**Directions for this task**: Update the data from the start through the line containing "263, 158, 300]", changing every "In Stock" to "Available" and leaving all else unchanged. Return only those lines.

**Input records**:

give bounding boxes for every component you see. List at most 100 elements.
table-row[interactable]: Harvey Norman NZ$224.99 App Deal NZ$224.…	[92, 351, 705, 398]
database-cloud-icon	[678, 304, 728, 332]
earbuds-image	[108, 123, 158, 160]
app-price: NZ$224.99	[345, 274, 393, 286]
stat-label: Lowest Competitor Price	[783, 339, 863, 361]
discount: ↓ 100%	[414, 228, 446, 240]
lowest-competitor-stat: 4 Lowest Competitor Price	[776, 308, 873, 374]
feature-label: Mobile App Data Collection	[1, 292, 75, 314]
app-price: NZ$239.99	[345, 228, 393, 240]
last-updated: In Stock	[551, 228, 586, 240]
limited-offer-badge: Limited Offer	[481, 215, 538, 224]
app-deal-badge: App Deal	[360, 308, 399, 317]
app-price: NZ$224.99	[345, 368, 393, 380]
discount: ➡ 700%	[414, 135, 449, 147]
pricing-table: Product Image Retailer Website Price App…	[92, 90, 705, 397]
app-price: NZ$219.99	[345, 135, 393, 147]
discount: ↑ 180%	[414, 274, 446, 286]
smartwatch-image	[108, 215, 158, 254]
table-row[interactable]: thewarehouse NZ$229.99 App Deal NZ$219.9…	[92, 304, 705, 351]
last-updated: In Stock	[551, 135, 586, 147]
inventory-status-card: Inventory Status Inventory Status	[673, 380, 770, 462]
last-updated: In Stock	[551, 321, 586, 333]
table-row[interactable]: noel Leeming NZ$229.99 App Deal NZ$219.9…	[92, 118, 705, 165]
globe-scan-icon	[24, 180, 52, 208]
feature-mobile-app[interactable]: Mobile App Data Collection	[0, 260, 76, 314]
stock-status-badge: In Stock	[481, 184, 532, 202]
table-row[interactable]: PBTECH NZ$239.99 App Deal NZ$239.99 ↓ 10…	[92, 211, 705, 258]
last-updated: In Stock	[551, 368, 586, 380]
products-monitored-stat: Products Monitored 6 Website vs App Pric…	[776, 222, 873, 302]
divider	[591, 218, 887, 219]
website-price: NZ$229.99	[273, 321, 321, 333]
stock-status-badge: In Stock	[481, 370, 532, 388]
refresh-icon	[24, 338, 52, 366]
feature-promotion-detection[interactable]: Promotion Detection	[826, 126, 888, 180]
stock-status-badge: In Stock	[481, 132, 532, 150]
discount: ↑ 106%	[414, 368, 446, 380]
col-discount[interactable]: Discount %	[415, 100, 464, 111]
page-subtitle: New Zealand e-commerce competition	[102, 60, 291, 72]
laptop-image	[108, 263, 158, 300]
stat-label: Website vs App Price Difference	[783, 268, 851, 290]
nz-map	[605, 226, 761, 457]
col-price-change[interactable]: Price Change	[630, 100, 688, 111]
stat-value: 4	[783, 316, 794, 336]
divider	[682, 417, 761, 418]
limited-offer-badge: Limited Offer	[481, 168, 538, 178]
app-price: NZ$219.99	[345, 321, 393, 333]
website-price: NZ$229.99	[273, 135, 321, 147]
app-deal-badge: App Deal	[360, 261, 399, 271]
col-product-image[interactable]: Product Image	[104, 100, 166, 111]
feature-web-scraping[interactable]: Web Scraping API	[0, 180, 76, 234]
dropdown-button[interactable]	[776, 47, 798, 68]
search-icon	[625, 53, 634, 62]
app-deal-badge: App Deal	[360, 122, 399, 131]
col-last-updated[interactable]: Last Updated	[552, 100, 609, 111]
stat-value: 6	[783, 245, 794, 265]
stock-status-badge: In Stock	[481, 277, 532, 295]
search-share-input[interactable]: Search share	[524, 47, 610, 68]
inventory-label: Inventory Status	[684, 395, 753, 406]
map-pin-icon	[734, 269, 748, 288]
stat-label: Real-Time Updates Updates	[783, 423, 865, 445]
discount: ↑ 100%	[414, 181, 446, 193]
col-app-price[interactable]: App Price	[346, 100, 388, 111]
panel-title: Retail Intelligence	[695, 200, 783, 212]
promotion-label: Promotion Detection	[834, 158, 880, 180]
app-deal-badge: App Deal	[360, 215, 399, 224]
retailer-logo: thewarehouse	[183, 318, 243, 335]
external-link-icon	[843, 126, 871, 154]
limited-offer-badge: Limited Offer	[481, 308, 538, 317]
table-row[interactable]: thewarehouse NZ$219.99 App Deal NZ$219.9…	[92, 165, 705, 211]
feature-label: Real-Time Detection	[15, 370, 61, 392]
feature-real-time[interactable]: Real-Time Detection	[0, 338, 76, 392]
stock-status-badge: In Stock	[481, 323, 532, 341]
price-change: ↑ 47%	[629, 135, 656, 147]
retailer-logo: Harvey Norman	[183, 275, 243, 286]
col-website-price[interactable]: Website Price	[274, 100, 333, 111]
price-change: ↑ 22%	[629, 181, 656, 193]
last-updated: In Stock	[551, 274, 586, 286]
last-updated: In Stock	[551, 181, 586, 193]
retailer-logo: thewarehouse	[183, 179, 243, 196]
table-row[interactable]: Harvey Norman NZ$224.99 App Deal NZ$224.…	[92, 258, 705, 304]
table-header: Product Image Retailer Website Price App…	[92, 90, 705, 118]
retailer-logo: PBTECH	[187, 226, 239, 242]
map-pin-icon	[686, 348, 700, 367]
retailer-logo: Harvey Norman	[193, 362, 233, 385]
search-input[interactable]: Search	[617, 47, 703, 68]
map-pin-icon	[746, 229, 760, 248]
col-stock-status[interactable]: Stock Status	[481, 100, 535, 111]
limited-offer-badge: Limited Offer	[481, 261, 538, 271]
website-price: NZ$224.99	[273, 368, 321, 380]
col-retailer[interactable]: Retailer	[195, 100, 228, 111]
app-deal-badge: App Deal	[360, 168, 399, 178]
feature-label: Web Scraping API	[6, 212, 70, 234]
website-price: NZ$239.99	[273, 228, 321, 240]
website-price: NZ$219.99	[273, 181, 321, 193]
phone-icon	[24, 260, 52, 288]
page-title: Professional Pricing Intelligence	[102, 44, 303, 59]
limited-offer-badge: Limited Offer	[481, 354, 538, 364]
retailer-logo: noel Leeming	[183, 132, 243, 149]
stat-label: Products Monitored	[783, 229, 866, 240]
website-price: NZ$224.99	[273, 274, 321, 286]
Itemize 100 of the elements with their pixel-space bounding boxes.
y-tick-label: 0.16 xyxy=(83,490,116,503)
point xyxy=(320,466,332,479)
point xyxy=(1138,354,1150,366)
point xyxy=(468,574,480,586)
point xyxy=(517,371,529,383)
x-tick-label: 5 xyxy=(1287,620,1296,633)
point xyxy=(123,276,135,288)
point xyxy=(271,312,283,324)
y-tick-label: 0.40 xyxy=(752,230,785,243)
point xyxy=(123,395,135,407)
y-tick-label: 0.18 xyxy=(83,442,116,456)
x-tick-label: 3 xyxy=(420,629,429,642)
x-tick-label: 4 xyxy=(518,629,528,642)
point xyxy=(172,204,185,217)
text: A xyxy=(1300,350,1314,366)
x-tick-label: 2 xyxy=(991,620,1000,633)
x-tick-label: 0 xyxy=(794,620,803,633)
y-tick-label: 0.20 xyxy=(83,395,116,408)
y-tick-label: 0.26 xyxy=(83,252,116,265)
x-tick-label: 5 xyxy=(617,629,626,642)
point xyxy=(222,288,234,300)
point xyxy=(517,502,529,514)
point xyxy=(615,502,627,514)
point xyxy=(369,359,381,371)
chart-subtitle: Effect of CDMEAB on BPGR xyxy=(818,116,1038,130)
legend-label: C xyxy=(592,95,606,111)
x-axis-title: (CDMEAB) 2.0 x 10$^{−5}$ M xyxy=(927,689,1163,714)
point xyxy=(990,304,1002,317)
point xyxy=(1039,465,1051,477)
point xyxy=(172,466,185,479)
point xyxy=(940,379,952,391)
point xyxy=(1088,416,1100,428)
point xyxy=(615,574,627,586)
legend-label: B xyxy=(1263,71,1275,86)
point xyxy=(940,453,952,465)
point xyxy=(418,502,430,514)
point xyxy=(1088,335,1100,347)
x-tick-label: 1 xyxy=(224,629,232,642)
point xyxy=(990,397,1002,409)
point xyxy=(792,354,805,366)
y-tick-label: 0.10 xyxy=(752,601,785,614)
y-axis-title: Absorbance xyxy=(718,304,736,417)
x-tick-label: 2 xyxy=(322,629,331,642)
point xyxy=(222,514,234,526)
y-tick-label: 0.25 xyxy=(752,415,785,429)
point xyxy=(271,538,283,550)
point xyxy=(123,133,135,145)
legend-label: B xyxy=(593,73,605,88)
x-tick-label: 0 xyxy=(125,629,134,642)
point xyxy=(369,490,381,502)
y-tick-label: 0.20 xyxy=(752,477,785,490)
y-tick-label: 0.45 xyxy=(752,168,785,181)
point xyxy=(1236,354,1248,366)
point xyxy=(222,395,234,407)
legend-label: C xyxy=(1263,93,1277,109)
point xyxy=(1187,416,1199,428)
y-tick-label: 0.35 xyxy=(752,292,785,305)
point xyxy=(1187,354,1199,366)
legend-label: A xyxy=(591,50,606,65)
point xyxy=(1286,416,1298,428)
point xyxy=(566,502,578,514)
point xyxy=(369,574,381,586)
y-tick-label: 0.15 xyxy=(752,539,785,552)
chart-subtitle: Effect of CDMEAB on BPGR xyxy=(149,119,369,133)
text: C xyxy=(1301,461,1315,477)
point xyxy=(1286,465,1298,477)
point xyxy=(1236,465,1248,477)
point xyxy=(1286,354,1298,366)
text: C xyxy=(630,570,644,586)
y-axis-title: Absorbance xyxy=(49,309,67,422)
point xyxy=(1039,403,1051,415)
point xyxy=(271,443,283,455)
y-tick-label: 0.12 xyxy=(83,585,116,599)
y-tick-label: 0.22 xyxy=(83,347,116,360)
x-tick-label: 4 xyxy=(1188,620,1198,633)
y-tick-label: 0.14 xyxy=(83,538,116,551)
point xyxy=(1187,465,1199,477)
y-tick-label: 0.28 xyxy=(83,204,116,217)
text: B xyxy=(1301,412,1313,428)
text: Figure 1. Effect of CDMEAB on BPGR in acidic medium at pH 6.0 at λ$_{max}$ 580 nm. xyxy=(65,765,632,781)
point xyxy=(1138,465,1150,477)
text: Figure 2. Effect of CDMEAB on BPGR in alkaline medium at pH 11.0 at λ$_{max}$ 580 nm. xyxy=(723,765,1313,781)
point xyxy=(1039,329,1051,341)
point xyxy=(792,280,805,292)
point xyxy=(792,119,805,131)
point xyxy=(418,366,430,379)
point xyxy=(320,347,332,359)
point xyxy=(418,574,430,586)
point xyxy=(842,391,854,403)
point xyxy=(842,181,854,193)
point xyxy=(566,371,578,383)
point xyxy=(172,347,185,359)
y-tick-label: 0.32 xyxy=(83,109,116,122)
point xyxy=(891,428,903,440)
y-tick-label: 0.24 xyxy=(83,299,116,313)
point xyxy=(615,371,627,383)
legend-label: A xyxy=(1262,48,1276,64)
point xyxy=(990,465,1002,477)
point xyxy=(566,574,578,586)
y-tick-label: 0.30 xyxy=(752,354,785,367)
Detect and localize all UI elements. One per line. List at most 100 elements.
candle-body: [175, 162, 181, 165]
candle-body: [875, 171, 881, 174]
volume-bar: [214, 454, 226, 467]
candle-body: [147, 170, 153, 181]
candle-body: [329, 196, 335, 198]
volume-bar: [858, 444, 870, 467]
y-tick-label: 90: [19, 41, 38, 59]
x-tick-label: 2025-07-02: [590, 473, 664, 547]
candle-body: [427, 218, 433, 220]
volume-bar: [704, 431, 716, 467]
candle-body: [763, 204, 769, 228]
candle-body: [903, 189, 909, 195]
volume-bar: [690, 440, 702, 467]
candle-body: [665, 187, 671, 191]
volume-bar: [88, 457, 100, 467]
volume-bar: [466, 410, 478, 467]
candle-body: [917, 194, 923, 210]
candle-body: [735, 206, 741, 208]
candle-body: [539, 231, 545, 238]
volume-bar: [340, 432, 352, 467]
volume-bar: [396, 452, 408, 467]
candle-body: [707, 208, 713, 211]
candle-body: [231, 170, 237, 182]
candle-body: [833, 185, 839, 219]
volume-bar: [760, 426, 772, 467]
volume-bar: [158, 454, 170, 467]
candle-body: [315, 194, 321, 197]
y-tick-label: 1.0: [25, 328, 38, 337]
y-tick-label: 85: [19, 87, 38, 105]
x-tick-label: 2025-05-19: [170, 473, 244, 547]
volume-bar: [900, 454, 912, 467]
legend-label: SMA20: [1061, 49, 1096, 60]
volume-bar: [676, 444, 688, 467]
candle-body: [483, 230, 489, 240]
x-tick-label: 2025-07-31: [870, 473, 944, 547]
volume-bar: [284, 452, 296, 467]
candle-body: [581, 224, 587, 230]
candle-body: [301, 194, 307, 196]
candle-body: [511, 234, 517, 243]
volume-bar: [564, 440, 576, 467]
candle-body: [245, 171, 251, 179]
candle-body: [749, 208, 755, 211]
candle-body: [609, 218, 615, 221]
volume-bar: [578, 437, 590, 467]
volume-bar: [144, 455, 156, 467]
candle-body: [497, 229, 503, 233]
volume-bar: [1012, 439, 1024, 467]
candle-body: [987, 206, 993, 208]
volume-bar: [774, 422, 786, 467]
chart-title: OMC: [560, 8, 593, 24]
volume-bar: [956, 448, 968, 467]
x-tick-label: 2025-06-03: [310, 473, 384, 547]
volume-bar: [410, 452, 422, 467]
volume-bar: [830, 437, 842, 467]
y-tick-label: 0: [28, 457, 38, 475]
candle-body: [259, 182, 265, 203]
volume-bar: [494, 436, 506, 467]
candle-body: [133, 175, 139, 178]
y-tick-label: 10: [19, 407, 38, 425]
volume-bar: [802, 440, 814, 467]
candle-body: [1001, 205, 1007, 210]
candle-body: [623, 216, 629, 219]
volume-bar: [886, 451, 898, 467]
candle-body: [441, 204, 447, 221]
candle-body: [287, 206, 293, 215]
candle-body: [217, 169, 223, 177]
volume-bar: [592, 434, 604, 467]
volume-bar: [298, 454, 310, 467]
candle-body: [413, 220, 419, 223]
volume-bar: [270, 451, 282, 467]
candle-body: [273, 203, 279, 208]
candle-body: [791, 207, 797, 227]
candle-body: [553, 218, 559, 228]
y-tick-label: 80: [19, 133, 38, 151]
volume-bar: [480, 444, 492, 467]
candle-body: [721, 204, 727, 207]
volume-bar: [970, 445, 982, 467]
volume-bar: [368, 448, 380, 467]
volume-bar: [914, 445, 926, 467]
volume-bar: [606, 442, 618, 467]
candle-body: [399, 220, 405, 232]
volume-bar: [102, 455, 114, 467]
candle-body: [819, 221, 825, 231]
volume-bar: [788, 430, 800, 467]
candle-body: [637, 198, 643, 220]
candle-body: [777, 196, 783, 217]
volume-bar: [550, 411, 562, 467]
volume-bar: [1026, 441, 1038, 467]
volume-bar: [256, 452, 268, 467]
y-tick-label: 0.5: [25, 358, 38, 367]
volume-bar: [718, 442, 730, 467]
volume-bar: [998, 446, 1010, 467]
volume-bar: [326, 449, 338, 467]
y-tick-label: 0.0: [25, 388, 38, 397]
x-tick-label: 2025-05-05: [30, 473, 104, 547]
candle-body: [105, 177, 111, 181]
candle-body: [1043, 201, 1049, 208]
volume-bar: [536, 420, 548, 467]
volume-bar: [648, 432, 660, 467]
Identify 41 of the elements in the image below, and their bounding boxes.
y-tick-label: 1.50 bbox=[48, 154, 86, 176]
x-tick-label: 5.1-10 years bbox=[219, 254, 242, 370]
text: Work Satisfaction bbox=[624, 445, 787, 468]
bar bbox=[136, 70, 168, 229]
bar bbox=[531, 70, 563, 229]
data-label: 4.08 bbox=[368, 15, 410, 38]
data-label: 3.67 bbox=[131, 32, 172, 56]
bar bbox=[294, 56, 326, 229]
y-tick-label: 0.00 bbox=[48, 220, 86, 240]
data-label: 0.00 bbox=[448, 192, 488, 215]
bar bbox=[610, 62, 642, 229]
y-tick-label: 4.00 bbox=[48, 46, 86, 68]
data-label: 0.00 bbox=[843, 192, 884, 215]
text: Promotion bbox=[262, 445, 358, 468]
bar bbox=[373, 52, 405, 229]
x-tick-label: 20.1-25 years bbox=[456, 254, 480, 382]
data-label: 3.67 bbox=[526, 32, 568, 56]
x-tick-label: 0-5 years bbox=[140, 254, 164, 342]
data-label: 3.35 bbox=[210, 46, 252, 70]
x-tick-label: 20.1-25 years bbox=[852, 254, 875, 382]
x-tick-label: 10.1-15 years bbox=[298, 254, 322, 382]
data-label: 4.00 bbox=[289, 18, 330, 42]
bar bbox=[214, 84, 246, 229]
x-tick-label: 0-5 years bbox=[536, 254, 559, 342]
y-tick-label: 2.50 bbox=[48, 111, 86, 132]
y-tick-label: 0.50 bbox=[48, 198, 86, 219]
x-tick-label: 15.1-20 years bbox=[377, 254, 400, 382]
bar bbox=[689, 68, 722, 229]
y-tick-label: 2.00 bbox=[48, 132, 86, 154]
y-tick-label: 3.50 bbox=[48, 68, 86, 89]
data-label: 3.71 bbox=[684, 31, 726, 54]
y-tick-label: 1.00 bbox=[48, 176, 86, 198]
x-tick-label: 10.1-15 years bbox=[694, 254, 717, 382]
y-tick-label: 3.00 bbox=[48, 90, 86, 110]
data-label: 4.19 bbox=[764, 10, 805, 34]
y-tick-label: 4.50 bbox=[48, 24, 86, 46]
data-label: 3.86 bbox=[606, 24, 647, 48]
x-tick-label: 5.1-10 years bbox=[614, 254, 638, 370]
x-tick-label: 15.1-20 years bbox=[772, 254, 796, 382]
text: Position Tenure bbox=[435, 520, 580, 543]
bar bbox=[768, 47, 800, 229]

**Expected answer**:
give bounding boxes for every component you see. List at most 100 elements.
table-row[interactable]: Harvey Norman NZ$224.99 App Deal NZ$224.…	[92, 351, 705, 398]
database-cloud-icon	[678, 304, 728, 332]
earbuds-image	[108, 123, 158, 160]
app-price: NZ$224.99	[345, 274, 393, 286]
stat-label: Lowest Competitor Price	[783, 339, 863, 361]
discount: ↓ 100%	[414, 228, 446, 240]
lowest-competitor-stat: 4 Lowest Competitor Price	[776, 308, 873, 374]
feature-label: Mobile App Data Collection	[1, 292, 75, 314]
app-price: NZ$239.99	[345, 228, 393, 240]
last-updated: Available	[551, 228, 586, 240]
limited-offer-badge: Limited Offer	[481, 215, 538, 224]
app-deal-badge: App Deal	[360, 308, 399, 317]
app-price: NZ$224.99	[345, 368, 393, 380]
discount: ➡ 700%	[414, 135, 449, 147]
pricing-table: Product Image Retailer Website Price App…	[92, 90, 705, 397]
app-price: NZ$219.99	[345, 135, 393, 147]
discount: ↑ 180%	[414, 274, 446, 286]
smartwatch-image	[108, 215, 158, 254]
table-row[interactable]: thewarehouse NZ$229.99 App Deal NZ$219.9…	[92, 304, 705, 351]
last-updated: Available	[551, 135, 586, 147]
inventory-status-card: Inventory Status Inventory Status	[673, 380, 770, 462]
last-updated: Available	[551, 321, 586, 333]
table-row[interactable]: noel Leeming NZ$229.99 App Deal NZ$219.9…	[92, 118, 705, 165]
globe-scan-icon	[24, 180, 52, 208]
feature-mobile-app[interactable]: Mobile App Data Collection	[0, 260, 76, 314]
stock-status-badge: Available	[481, 184, 532, 202]
table-row[interactable]: PBTECH NZ$239.99 App Deal NZ$239.99 ↓ 10…	[92, 211, 705, 258]
last-updated: Available	[551, 368, 586, 380]
products-monitored-stat: Products Monitored 6 Website vs App Pric…	[776, 222, 873, 302]
divider	[591, 218, 887, 219]
website-price: NZ$229.99	[273, 321, 321, 333]
stock-status-badge: Available	[481, 370, 532, 388]
refresh-icon	[24, 338, 52, 366]
feature-promotion-detection[interactable]: Promotion Detection	[826, 126, 888, 180]
stock-status-badge: Available	[481, 132, 532, 150]
discount: ↑ 106%	[414, 368, 446, 380]
col-discount[interactable]: Discount %	[415, 100, 464, 111]
page-subtitle: New Zealand e-commerce competition	[102, 60, 291, 72]
laptop-image	[108, 263, 158, 300]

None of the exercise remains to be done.